→ **Task requirements**: Identify all lines below that hold "JSON" and collect them.

→ **Input for this task**:
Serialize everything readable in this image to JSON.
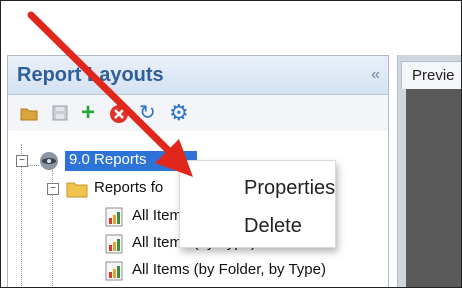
{
  "panel": {
    "title": "Report Layouts",
    "collapse_glyph": "«"
  },
  "toolbar": {
    "icons": [
      "folder-icon",
      "save-icon",
      "add-icon",
      "delete-icon",
      "refresh-icon",
      "gear-icon"
    ],
    "add_glyph": "+",
    "refresh_glyph": "↻",
    "gear_glyph": "⚙"
  },
  "tree": {
    "root": "9.0 Reports",
    "folder": "Reports fo",
    "items": [
      "All Item",
      "All Items (by Type)",
      "All Items (by Folder, by Type)"
    ]
  },
  "preview": {
    "tab_label": "Previe"
  },
  "context_menu": {
    "items": [
      "Properties",
      "Delete"
    ]
  },
  "colors": {
    "accent": "#2e74d8",
    "header_text": "#2f5f9a",
    "arrow": "#e1261c"
  }
}
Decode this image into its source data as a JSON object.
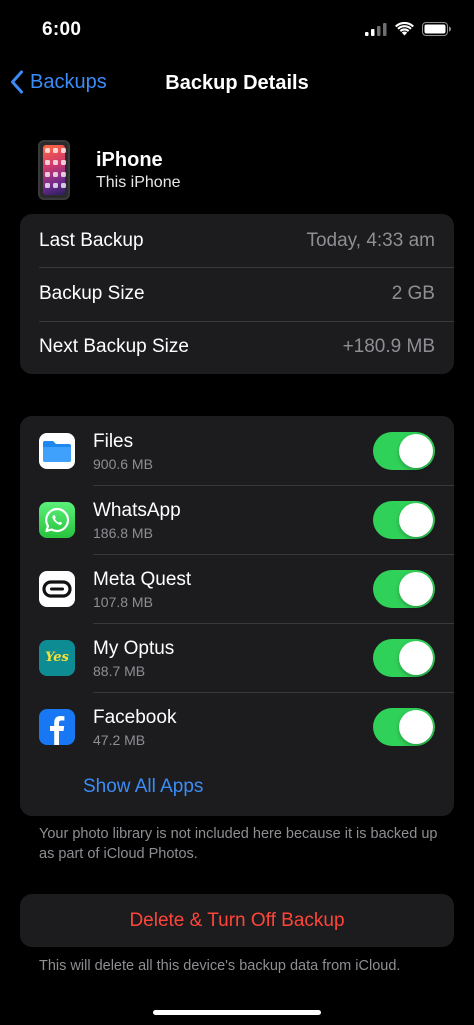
{
  "status_bar": {
    "time": "6:00",
    "icons": [
      "cellular-signal-icon",
      "wifi-icon",
      "battery-icon"
    ]
  },
  "nav": {
    "back_label": "Backups",
    "title": "Backup Details"
  },
  "device": {
    "name": "iPhone",
    "subtitle": "This iPhone"
  },
  "backup_info": [
    {
      "label": "Last Backup",
      "value": "Today, 4:33 am"
    },
    {
      "label": "Backup Size",
      "value": "2 GB"
    },
    {
      "label": "Next Backup Size",
      "value": "+180.9 MB"
    }
  ],
  "apps": [
    {
      "name": "Files",
      "size": "900.6 MB",
      "icon": "files-app-icon",
      "enabled": true
    },
    {
      "name": "WhatsApp",
      "size": "186.8 MB",
      "icon": "whatsapp-app-icon",
      "enabled": true
    },
    {
      "name": "Meta Quest",
      "size": "107.8 MB",
      "icon": "meta-quest-app-icon",
      "enabled": true
    },
    {
      "name": "My Optus",
      "size": "88.7 MB",
      "icon": "my-optus-app-icon",
      "enabled": true
    },
    {
      "name": "Facebook",
      "size": "47.2 MB",
      "icon": "facebook-app-icon",
      "enabled": true
    }
  ],
  "optus_icon_text": "Yes",
  "show_all_label": "Show All Apps",
  "photo_note": "Your photo library is not included here because it is backed up as part of iCloud Photos.",
  "delete_label": "Delete & Turn Off Backup",
  "delete_note": "This will delete all this device's backup data from iCloud.",
  "colors": {
    "accent": "#3b8cf7",
    "toggle_on": "#30d158",
    "destructive": "#ff453a",
    "group_bg": "#1c1c1e"
  }
}
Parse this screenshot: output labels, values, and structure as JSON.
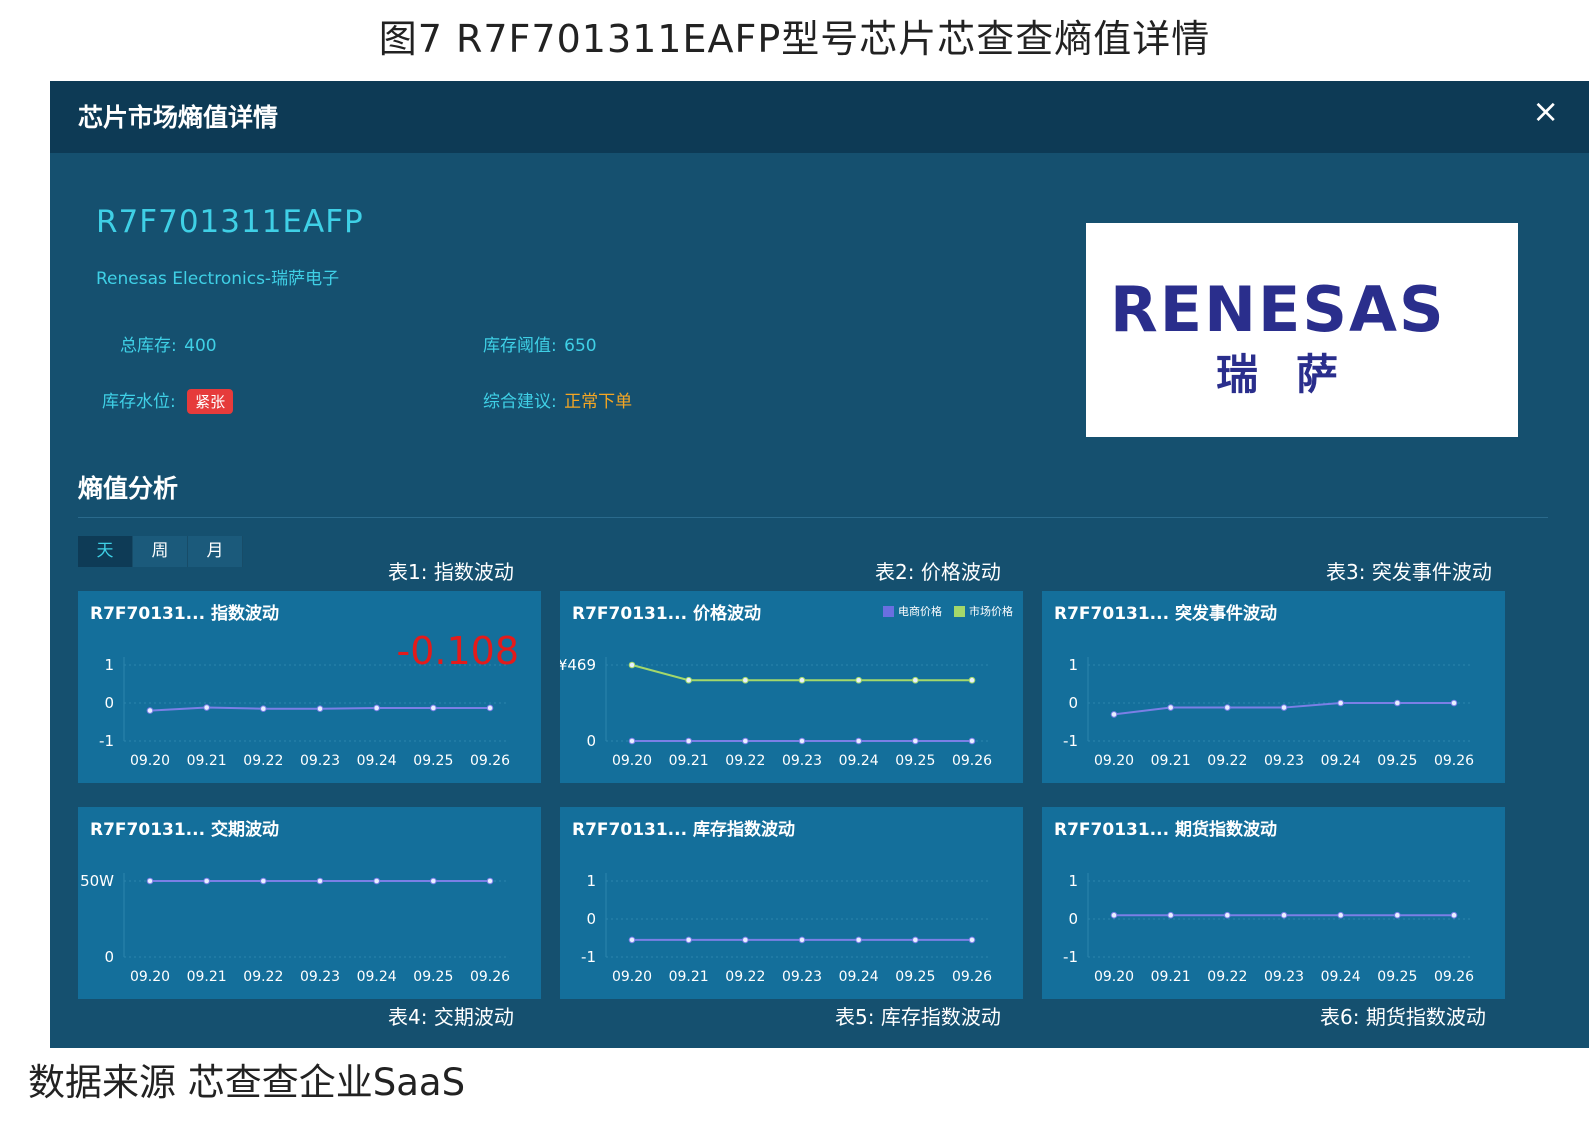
{
  "figure_title": "图7   R7F701311EAFP型号芯片芯查查熵值详情",
  "source_note": "数据来源   芯查查企业SaaS",
  "modal": {
    "title": "芯片市场熵值详情",
    "close_icon": "×",
    "part_number": "R7F701311EAFP",
    "manufacturer": "Renesas Electronics-瑞萨电子",
    "total_stock_label": "总库存:",
    "total_stock_value": "400",
    "stock_threshold_label": "库存阈值:",
    "stock_threshold_value": "650",
    "stock_level_label": "库存水位:",
    "stock_level_value": "紧张",
    "advice_label": "综合建议:",
    "advice_value": "正常下单",
    "logo_text": "RENESAS",
    "logo_cn": "瑞萨",
    "section_title": "熵值分析",
    "tabs": [
      "天",
      "周",
      "月"
    ],
    "captions": [
      "表1: 指数波动",
      "表2: 价格波动",
      "表3: 突发事件波动",
      "表4: 交期波动",
      "表5: 库存指数波动",
      "表6: 期货指数波动"
    ]
  },
  "colors": {
    "line": "#7b7fe6",
    "line2": "#a4d86a",
    "accent": "#3fd0e6",
    "alert": "#e31b1b"
  },
  "chart_data": [
    {
      "type": "line",
      "title": "R7F70131... 指数波动",
      "highlight": "-0.108",
      "x": [
        "09.20",
        "09.21",
        "09.22",
        "09.23",
        "09.24",
        "09.25",
        "09.26"
      ],
      "yticks": [
        "1",
        "0",
        "-1"
      ],
      "ylim": [
        -1,
        1
      ],
      "series": [
        {
          "values": [
            -0.2,
            -0.12,
            -0.15,
            -0.15,
            -0.13,
            -0.13,
            -0.13
          ]
        }
      ]
    },
    {
      "type": "line",
      "title": "R7F70131... 价格波动",
      "x": [
        "09.20",
        "09.21",
        "09.22",
        "09.23",
        "09.24",
        "09.25",
        "09.26"
      ],
      "yticks": [
        "¥469",
        "0"
      ],
      "ylim": [
        0,
        469
      ],
      "series": [
        {
          "name": "电商价格",
          "values": [
            0,
            0,
            0,
            0,
            0,
            0,
            0
          ]
        },
        {
          "name": "市场价格",
          "values": [
            469,
            375,
            375,
            375,
            375,
            375,
            375
          ]
        }
      ]
    },
    {
      "type": "line",
      "title": "R7F70131... 突发事件波动",
      "x": [
        "09.20",
        "09.21",
        "09.22",
        "09.23",
        "09.24",
        "09.25",
        "09.26"
      ],
      "yticks": [
        "1",
        "0",
        "-1"
      ],
      "ylim": [
        -1,
        1
      ],
      "series": [
        {
          "values": [
            -0.3,
            -0.12,
            -0.12,
            -0.12,
            0,
            0,
            0
          ]
        }
      ]
    },
    {
      "type": "line",
      "title": "R7F70131... 交期波动",
      "x": [
        "09.20",
        "09.21",
        "09.22",
        "09.23",
        "09.24",
        "09.25",
        "09.26"
      ],
      "yticks": [
        "50W",
        "0"
      ],
      "ylim": [
        0,
        50
      ],
      "series": [
        {
          "values": [
            50,
            50,
            50,
            50,
            50,
            50,
            50
          ]
        }
      ]
    },
    {
      "type": "line",
      "title": "R7F70131... 库存指数波动",
      "x": [
        "09.20",
        "09.21",
        "09.22",
        "09.23",
        "09.24",
        "09.25",
        "09.26"
      ],
      "yticks": [
        "1",
        "0",
        "-1"
      ],
      "ylim": [
        -1,
        1
      ],
      "series": [
        {
          "values": [
            -0.55,
            -0.55,
            -0.55,
            -0.55,
            -0.55,
            -0.55,
            -0.55
          ]
        }
      ]
    },
    {
      "type": "line",
      "title": "R7F70131... 期货指数波动",
      "x": [
        "09.20",
        "09.21",
        "09.22",
        "09.23",
        "09.24",
        "09.25",
        "09.26"
      ],
      "yticks": [
        "1",
        "0",
        "-1"
      ],
      "ylim": [
        -1,
        1
      ],
      "series": [
        {
          "values": [
            0.1,
            0.1,
            0.1,
            0.1,
            0.1,
            0.1,
            0.1
          ]
        }
      ]
    }
  ]
}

→ **Output for this task**:
Serialize everything readable in this image to JSON.
Decode this image into its source data as a JSON object.
Parse this screenshot: output labels, values, and structure as JSON.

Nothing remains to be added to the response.